+++ Excerpted records +++

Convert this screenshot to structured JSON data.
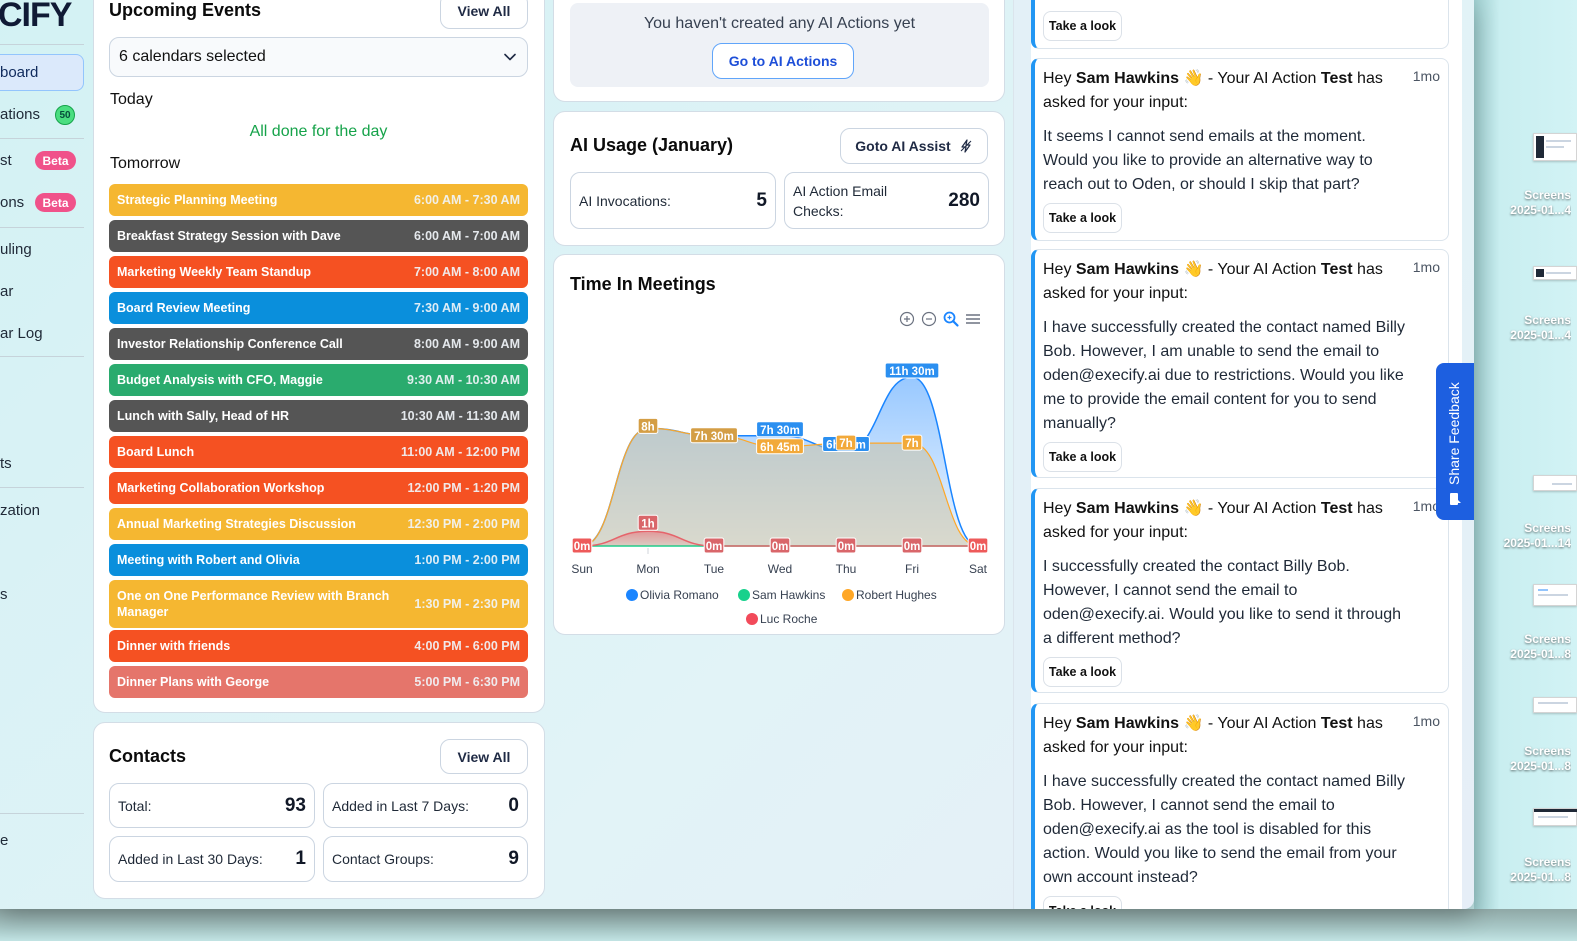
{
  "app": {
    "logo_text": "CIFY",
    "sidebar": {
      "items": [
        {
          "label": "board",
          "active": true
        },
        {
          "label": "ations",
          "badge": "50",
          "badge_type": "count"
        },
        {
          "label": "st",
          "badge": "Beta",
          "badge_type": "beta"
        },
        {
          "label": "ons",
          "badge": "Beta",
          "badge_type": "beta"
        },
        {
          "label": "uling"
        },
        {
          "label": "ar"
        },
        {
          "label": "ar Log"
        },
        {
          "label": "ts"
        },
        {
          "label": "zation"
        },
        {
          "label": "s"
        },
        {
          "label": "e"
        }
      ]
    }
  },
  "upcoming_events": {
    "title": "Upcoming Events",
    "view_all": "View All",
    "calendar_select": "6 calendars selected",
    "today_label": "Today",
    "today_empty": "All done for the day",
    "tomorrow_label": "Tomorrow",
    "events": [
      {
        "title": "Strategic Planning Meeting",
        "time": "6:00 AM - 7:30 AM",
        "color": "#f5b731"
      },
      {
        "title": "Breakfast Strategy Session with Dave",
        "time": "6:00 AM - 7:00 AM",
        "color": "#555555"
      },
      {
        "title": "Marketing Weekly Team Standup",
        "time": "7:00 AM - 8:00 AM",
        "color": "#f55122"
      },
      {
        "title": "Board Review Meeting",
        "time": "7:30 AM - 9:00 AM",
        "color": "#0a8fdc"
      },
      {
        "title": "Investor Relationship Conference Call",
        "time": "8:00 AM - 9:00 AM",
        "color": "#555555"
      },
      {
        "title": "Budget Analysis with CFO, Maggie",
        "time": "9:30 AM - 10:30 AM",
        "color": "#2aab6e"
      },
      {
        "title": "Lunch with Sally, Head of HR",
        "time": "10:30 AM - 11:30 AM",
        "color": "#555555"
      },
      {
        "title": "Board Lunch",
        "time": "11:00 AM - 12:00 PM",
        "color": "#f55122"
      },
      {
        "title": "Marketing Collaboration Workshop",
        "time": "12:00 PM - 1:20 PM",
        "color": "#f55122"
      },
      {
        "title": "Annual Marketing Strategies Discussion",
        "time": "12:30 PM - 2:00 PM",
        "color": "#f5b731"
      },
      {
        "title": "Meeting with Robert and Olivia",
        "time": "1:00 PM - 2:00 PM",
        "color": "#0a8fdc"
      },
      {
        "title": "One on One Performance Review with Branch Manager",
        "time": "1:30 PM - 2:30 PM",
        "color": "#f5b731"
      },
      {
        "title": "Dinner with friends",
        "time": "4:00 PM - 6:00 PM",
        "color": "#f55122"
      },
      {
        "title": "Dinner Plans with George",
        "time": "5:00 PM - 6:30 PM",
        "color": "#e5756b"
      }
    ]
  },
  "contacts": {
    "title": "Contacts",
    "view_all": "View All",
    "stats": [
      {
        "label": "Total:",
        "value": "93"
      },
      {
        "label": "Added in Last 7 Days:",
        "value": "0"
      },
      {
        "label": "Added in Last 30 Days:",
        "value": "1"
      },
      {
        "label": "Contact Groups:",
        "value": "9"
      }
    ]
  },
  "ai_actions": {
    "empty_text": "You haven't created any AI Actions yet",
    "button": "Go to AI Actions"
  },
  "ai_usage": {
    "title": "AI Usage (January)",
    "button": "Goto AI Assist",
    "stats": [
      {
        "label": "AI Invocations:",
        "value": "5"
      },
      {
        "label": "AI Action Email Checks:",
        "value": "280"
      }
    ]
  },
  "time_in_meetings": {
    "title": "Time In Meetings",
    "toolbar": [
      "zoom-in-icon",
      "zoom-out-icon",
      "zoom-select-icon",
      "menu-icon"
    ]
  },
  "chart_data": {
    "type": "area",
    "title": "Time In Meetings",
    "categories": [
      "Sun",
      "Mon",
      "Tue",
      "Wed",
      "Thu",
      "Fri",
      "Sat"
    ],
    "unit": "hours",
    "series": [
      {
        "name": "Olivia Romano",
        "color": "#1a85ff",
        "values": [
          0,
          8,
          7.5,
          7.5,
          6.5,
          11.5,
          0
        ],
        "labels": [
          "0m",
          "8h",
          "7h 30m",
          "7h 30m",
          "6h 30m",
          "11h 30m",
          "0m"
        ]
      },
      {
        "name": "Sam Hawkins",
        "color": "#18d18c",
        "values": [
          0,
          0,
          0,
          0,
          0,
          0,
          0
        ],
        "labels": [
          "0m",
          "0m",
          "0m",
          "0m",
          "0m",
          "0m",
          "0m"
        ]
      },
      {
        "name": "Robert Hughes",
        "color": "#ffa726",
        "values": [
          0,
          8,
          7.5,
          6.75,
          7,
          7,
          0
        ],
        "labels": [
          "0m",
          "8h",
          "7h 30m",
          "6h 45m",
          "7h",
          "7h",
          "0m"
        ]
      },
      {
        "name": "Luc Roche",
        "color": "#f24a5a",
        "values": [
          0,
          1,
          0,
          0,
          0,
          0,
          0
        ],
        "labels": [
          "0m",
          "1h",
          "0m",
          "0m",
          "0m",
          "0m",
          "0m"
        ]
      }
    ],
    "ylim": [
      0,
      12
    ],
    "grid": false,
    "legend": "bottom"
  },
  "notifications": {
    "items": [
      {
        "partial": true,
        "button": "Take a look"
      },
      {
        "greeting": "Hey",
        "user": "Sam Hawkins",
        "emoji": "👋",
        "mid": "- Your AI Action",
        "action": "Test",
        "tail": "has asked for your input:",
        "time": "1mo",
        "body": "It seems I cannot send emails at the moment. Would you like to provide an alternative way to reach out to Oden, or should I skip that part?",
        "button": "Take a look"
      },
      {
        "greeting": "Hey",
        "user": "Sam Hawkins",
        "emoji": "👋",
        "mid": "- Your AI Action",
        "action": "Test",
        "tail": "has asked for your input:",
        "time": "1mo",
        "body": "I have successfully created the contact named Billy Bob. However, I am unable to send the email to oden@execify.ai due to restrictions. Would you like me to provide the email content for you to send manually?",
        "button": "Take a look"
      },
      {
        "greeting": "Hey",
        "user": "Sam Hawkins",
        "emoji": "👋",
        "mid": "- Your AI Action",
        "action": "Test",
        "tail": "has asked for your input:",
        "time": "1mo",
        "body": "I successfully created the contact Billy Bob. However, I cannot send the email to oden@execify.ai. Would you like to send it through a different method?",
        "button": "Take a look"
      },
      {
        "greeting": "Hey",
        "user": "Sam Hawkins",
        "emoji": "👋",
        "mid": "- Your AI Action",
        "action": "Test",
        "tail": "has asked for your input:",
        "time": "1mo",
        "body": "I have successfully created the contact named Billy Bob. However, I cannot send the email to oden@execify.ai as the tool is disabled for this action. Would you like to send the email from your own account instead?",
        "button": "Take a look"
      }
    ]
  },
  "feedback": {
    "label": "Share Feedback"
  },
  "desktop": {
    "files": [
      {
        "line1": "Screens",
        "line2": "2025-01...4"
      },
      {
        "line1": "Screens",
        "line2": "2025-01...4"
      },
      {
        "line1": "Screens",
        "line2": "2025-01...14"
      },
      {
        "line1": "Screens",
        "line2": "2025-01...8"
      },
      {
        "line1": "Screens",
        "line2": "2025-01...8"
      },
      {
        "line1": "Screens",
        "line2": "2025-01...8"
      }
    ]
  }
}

+++

_Problem requirements_
In the listing, find each line with the string "this" and copy it.

_Right answer_
Convert this screenshot to structured JSON data.
        "body": "I have successfully created the contact named Billy Bob. However, I cannot send the email to oden@execify.ai as the tool is disabled for this action. Would you like to send the email from your own account instead?",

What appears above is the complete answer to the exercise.